AIM OF THE EXERCISE -> Give the number of lines in the listing that hold the word "title". Write nothing but that number.

DATASET ROWS ->
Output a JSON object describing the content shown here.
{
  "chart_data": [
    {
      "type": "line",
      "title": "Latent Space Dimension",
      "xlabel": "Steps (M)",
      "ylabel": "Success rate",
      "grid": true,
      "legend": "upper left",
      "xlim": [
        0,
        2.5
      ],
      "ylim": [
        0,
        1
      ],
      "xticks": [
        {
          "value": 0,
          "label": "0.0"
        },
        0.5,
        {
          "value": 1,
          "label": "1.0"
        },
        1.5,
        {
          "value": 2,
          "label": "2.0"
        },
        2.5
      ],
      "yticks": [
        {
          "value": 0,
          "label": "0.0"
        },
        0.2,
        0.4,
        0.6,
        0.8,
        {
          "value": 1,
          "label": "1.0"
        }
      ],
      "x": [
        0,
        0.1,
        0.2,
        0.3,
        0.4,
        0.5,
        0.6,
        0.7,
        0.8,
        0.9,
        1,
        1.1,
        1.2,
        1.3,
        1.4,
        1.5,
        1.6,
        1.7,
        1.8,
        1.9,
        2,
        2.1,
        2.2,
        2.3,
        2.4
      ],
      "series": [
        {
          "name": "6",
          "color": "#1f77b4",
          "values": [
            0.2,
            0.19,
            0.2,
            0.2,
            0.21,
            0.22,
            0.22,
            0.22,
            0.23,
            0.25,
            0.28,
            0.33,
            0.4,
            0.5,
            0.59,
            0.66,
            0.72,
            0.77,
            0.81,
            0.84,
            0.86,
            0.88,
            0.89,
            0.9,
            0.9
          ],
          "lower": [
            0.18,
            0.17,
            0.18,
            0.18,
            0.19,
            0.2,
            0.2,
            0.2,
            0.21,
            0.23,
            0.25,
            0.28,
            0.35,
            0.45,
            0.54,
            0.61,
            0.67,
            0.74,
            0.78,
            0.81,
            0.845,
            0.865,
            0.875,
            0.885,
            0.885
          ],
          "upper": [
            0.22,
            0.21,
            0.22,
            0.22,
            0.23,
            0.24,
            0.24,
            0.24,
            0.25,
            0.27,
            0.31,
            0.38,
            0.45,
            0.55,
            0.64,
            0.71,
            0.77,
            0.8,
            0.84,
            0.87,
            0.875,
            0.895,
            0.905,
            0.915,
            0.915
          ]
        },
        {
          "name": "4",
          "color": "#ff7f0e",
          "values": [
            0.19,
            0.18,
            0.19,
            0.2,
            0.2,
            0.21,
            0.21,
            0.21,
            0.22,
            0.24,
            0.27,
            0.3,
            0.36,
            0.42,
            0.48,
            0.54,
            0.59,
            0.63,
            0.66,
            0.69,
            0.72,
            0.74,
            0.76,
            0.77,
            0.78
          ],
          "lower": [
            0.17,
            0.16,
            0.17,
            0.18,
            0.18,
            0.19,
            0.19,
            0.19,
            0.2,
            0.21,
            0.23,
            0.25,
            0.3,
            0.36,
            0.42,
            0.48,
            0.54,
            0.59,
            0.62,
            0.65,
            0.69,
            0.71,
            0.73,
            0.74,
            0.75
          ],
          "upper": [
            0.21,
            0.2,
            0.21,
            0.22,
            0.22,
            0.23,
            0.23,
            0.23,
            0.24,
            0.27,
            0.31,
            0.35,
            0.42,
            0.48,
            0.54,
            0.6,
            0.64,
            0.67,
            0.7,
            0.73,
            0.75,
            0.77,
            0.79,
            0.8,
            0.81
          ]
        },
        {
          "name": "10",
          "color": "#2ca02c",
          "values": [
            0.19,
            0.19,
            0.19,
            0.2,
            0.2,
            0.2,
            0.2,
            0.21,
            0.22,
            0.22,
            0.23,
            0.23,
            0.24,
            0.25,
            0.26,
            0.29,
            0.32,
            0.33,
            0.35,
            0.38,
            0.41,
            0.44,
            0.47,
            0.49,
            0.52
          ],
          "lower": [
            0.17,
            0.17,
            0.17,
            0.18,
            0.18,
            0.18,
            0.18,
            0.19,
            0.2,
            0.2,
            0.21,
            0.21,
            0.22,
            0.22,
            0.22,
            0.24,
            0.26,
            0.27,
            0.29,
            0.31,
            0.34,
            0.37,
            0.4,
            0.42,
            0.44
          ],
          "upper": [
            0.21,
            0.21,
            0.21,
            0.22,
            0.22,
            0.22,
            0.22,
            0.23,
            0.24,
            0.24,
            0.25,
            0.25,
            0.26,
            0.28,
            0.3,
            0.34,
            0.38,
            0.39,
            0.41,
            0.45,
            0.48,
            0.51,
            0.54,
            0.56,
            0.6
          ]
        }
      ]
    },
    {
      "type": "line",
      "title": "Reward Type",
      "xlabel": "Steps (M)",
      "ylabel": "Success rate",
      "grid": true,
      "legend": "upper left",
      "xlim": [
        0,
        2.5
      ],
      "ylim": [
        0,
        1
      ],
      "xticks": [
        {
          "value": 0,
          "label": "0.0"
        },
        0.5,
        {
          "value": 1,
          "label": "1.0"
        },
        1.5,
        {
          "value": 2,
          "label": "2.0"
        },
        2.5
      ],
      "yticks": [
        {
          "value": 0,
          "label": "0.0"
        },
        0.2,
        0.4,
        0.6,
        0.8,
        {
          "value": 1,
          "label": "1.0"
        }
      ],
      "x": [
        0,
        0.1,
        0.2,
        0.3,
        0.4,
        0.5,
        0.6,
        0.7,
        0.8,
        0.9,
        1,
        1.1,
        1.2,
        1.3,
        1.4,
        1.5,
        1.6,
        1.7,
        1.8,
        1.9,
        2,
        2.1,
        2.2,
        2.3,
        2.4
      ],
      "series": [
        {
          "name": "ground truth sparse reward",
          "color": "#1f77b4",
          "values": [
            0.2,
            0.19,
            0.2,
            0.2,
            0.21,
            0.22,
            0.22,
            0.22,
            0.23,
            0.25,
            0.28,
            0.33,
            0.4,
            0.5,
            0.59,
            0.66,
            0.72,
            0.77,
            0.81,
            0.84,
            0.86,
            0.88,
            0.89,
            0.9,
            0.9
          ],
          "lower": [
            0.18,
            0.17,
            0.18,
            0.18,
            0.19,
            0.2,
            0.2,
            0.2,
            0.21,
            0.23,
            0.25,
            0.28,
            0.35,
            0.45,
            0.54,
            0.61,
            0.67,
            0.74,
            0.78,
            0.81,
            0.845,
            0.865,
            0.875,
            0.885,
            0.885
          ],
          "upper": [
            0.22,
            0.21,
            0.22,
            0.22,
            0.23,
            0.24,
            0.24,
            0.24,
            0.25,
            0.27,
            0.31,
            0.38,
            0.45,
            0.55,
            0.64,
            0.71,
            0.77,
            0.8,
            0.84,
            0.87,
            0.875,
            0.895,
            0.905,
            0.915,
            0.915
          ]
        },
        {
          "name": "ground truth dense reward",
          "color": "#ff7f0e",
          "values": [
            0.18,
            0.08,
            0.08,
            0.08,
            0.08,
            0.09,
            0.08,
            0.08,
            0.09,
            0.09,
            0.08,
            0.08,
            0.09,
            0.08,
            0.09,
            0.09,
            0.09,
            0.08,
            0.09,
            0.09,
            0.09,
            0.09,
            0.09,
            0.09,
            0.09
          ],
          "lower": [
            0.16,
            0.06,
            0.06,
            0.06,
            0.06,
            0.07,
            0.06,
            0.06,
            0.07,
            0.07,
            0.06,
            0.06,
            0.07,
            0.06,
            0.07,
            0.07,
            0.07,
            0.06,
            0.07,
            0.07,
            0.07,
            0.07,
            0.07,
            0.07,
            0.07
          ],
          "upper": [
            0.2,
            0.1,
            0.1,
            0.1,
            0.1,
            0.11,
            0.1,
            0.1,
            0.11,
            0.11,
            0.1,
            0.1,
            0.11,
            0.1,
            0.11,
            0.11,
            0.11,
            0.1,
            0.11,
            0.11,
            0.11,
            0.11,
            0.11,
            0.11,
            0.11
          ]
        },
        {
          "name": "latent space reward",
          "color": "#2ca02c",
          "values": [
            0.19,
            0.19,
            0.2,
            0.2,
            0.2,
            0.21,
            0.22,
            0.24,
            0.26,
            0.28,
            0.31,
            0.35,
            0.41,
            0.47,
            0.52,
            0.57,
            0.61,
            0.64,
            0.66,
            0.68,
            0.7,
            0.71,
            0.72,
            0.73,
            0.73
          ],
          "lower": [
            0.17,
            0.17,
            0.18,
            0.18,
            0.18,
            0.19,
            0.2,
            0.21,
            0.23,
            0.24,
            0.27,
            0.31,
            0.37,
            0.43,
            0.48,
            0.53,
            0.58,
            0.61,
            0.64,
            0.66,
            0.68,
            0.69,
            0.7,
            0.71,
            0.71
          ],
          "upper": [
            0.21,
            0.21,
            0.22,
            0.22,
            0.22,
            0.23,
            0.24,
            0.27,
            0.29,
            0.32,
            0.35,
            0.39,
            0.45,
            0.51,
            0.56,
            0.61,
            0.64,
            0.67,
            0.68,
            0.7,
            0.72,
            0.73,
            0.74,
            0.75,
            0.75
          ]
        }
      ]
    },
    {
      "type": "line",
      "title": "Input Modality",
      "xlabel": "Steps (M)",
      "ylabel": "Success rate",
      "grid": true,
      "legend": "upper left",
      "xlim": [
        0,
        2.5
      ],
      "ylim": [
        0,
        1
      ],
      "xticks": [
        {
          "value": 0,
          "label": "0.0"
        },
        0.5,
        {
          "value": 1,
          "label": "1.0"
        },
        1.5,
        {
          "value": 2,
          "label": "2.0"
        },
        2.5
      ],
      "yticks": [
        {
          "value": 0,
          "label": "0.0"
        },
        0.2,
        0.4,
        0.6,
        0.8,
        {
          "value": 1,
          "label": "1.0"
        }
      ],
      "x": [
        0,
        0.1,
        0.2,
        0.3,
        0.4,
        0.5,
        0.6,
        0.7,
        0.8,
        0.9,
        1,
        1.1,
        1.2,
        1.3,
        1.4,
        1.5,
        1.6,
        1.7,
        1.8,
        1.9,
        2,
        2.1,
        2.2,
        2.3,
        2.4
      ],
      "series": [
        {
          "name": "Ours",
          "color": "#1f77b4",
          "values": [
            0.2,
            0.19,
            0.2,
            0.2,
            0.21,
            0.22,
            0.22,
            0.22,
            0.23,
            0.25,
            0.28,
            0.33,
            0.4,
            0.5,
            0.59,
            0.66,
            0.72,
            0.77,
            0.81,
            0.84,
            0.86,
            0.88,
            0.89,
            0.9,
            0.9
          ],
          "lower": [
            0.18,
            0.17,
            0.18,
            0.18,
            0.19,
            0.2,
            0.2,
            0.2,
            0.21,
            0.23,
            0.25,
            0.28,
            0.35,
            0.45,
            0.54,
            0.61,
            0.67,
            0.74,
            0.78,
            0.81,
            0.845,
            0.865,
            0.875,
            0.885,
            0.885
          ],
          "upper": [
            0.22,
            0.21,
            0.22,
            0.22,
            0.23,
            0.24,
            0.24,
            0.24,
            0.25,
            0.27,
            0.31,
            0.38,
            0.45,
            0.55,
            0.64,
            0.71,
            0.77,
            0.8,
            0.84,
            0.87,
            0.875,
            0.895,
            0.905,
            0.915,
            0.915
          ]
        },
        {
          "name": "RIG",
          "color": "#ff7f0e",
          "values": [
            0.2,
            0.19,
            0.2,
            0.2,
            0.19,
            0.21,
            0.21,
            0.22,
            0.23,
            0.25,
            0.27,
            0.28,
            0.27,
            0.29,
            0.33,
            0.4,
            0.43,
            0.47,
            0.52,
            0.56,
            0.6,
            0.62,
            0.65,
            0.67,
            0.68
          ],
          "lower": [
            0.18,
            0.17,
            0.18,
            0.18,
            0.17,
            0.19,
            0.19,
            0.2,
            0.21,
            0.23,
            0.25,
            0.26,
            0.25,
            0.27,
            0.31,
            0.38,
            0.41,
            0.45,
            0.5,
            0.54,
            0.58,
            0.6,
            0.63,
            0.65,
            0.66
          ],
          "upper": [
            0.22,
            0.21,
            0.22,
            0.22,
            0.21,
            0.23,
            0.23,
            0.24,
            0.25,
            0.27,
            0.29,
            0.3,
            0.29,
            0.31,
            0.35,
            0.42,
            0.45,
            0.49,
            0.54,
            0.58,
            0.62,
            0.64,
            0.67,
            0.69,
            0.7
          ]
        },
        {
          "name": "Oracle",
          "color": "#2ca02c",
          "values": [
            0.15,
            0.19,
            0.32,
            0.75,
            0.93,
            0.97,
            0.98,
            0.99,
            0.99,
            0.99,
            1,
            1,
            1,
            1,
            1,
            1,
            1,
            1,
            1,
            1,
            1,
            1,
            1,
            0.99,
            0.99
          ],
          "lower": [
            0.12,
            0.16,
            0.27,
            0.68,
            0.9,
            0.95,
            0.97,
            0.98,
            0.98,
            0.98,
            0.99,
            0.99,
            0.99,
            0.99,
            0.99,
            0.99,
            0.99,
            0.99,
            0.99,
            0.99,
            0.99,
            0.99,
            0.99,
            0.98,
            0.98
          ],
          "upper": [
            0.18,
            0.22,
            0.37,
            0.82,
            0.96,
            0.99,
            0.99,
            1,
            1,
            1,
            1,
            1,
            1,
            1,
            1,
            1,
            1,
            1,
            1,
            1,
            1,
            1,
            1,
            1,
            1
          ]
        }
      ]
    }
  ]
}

EXERCISE OUTPUT -> 3